SUPPLIED ENTRIES →
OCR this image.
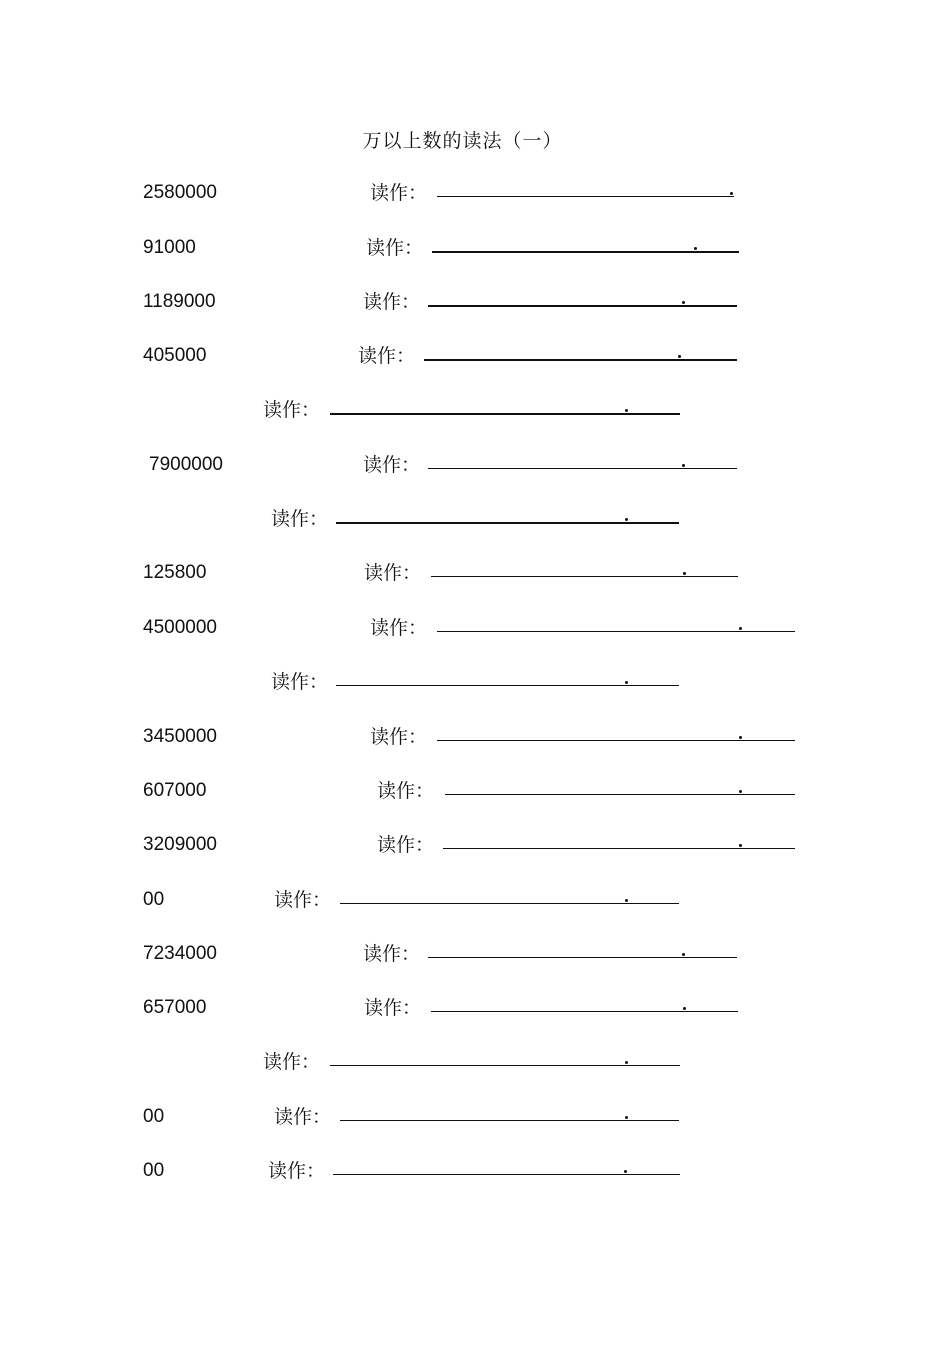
万以上数的读法（一）
2580000	读作：
91000	读作：
1189000	读作：
405000	读作：
读作：
7900000	读作：
读作：
125800	读作：
4500000	读作：
读作：
3450000	读作：
607000	读作：
3209000	读作：
00	读作：
7234000	读作：
657000	读作：
读作：
00	读作：
00	读作：
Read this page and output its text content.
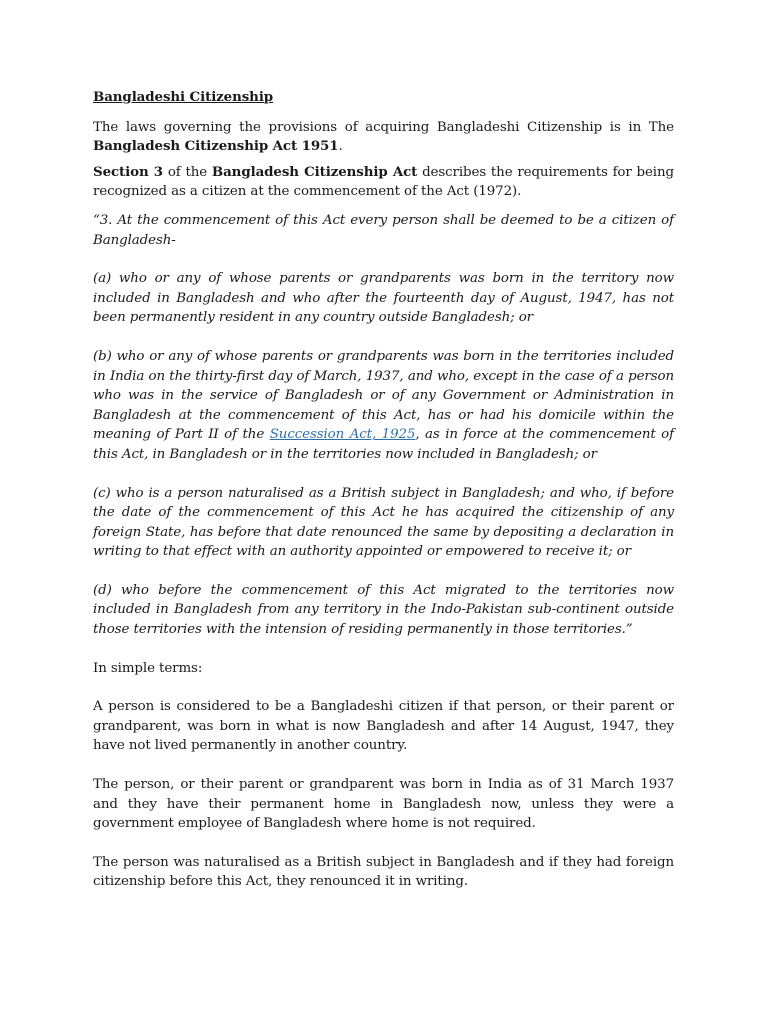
Bangladeshi Citizenship

The laws governing the provisions of acquiring Bangladeshi Citizenship is in The Bangladesh Citizenship Act 1951.

Section 3 of the Bangladesh Citizenship Act describes the requirements for being recognized as a citizen at the commencement of the Act (1972).

“3. At the commencement of this Act every person shall be deemed to be a citizen of Bangladesh-

(a) who or any of whose parents or grandparents was born in the territory now included in Bangladesh and who after the fourteenth day of August, 1947, has not been permanently resident in any country outside Bangladesh; or

(b) who or any of whose parents or grandparents was born in the territories included in India on the thirty-first day of March, 1937, and who, except in the case of a person who was in the service of Bangladesh or of any Government or Administration in Bangladesh at the commencement of this Act, has or had his domicile within the meaning of Part II of the Succession Act, 1925, as in force at the commencement of this Act, in Bangladesh or in the territories now included in Bangladesh; or

(c) who is a person naturalised as a British subject in Bangladesh; and who, if before the date of the commencement of this Act he has acquired the citizenship of any foreign State, has before that date renounced the same by depositing a declaration in writing to that effect with an authority appointed or empowered to receive it; or

(d) who before the commencement of this Act migrated to the territories now included in Bangladesh from any territory in the Indo-Pakistan sub-continent outside those territories with the intension of residing permanently in those territories.”

In simple terms:

A person is considered to be a Bangladeshi citizen if that person, or their parent or grandparent, was born in what is now Bangladesh and after 14 August, 1947, they have not lived permanently in another country.

The person, or their parent or grandparent was born in India as of 31 March 1937 and they have their permanent home in Bangladesh now, unless they were a government employee of Bangladesh where home is not required.

The person was naturalised as a British subject in Bangladesh and if they had foreign citizenship before this Act, they renounced it in writing.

TASK REQUIREMENTS → Reproduce each record from above exactly; pictures do not belong in the copy.

TASK RESPONSE →
OCR this image.
万以上数的读法（一）
2580000	读作：
91000	读作：
1189000	读作：
405000	读作：
读作：
7900000	读作：
读作：
125800	读作：
4500000	读作：
读作：
3450000	读作：
607000	读作：
3209000	读作：
00	读作：
7234000	读作：
657000	读作：
读作：
00	读作：
00	读作：
Read this page and output its text content.
Bangladeshi Citizenship

The laws governing the provisions of acquiring Bangladeshi Citizenship is in The Bangladesh Citizenship Act 1951.

Section 3 of the Bangladesh Citizenship Act describes the requirements for being recognized as a citizen at the commencement of the Act (1972).

“3. At the commencement of this Act every person shall be deemed to be a citizen of Bangladesh-

(a) who or any of whose parents or grandparents was born in the territory now included in Bangladesh and who after the fourteenth day of August, 1947, has not been permanently resident in any country outside Bangladesh; or

(b) who or any of whose parents or grandparents was born in the territories included in India on the thirty-first day of March, 1937, and who, except in the case of a person who was in the service of Bangladesh or of any Government or Administration in Bangladesh at the commencement of this Act, has or had his domicile within the meaning of Part II of the Succession Act, 1925, as in force at the commencement of this Act, in Bangladesh or in the territories now included in Bangladesh; or

(c) who is a person naturalised as a British subject in Bangladesh; and who, if before the date of the commencement of this Act he has acquired the citizenship of any foreign State, has before that date renounced the same by depositing a declaration in writing to that effect with an authority appointed or empowered to receive it; or

(d) who before the commencement of this Act migrated to the territories now included in Bangladesh from any territory in the Indo-Pakistan sub-continent outside those territories with the intension of residing permanently in those territories.”

In simple terms:

A person is considered to be a Bangladeshi citizen if that person, or their parent or grandparent, was born in what is now Bangladesh and after 14 August, 1947, they have not lived permanently in another country.

The person, or their parent or grandparent was born in India as of 31 March 1937 and they have their permanent home in Bangladesh now, unless they were a government employee of Bangladesh where home is not required.

The person was naturalised as a British subject in Bangladesh and if they had foreign citizenship before this Act, they renounced it in writing.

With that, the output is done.